--- Data rows ---
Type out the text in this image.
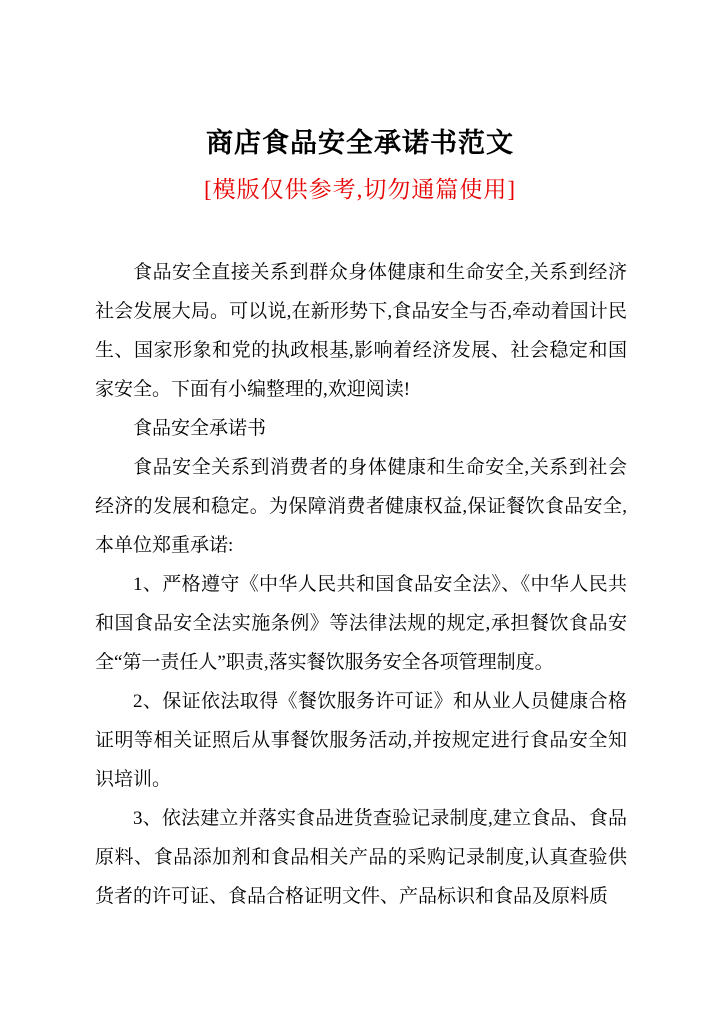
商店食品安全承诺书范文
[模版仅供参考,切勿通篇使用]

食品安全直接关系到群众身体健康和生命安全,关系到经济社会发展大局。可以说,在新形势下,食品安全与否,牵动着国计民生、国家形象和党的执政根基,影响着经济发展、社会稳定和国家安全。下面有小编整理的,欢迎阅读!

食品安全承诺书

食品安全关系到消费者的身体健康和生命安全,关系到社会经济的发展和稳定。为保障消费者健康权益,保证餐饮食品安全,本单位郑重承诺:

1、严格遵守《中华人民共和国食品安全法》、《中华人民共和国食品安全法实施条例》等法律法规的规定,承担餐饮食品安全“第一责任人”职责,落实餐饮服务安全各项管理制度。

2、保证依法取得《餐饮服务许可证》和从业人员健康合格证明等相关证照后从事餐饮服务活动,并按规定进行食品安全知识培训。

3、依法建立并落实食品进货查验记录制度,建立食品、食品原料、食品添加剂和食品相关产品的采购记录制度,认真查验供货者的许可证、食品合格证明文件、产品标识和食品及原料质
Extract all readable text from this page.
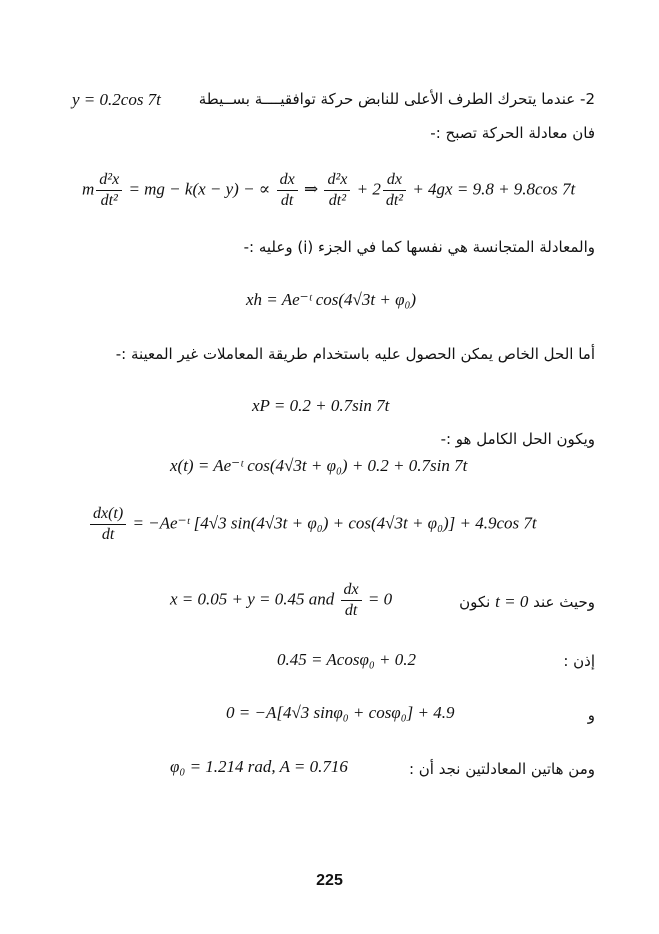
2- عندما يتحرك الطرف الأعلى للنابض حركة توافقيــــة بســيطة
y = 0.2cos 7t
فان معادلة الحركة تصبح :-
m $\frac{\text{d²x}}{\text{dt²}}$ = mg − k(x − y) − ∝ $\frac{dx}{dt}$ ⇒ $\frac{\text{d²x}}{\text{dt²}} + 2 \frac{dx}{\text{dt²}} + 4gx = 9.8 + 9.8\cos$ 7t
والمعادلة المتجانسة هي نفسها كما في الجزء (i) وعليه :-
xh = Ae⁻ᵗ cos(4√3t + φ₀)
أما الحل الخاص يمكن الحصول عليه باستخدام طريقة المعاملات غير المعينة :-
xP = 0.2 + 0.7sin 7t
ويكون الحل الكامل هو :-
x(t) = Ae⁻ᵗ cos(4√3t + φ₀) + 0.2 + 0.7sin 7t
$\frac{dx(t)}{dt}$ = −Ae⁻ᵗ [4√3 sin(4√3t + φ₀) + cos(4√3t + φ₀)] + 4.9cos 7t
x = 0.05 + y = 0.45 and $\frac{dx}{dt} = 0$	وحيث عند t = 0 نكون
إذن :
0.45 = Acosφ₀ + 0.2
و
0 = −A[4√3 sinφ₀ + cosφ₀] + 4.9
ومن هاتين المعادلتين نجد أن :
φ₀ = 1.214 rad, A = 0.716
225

--- Aim ---
Transcribe the listing in full and omit the pictures.

--- Solution to the problem ---
Type out the text in this image.
商店食品安全承诺书范文
[模版仅供参考,切勿通篇使用]

食品安全直接关系到群众身体健康和生命安全,关系到经济社会发展大局。可以说,在新形势下,食品安全与否,牵动着国计民生、国家形象和党的执政根基,影响着经济发展、社会稳定和国家安全。下面有小编整理的,欢迎阅读!

食品安全承诺书

食品安全关系到消费者的身体健康和生命安全,关系到社会经济的发展和稳定。为保障消费者健康权益,保证餐饮食品安全,本单位郑重承诺:

1、严格遵守《中华人民共和国食品安全法》、《中华人民共和国食品安全法实施条例》等法律法规的规定,承担餐饮食品安全“第一责任人”职责,落实餐饮服务安全各项管理制度。

2、保证依法取得《餐饮服务许可证》和从业人员健康合格证明等相关证照后从事餐饮服务活动,并按规定进行食品安全知识培训。

3、依法建立并落实食品进货查验记录制度,建立食品、食品原料、食品添加剂和食品相关产品的采购记录制度,认真查验供货者的许可证、食品合格证明文件、产品标识和食品及原料质
Extract all readable text from this page.
2- عندما يتحرك الطرف الأعلى للنابض حركة توافقيــــة بســيطة
y = 0.2cos 7t
فان معادلة الحركة تصبح :-
m $\frac{\text{d²x}}{\text{dt²}}$ = mg − k(x − y) − ∝ $\frac{dx}{dt}$ ⇒ $\frac{\text{d²x}}{\text{dt²}} + 2 \frac{dx}{\text{dt²}} + 4gx = 9.8 + 9.8\cos$ 7t
والمعادلة المتجانسة هي نفسها كما في الجزء (i) وعليه :-
xh = Ae⁻ᵗ cos(4√3t + φ₀)
أما الحل الخاص يمكن الحصول عليه باستخدام طريقة المعاملات غير المعينة :-
xP = 0.2 + 0.7sin 7t
ويكون الحل الكامل هو :-
x(t) = Ae⁻ᵗ cos(4√3t + φ₀) + 0.2 + 0.7sin 7t
$\frac{dx(t)}{dt}$ = −Ae⁻ᵗ [4√3 sin(4√3t + φ₀) + cos(4√3t + φ₀)] + 4.9cos 7t
x = 0.05 + y = 0.45 and $\frac{dx}{dt} = 0$	وحيث عند t = 0 نكون
إذن :
0.45 = Acosφ₀ + 0.2
و
0 = −A[4√3 sinφ₀ + cosφ₀] + 4.9
ومن هاتين المعادلتين نجد أن :
φ₀ = 1.214 rad, A = 0.716
225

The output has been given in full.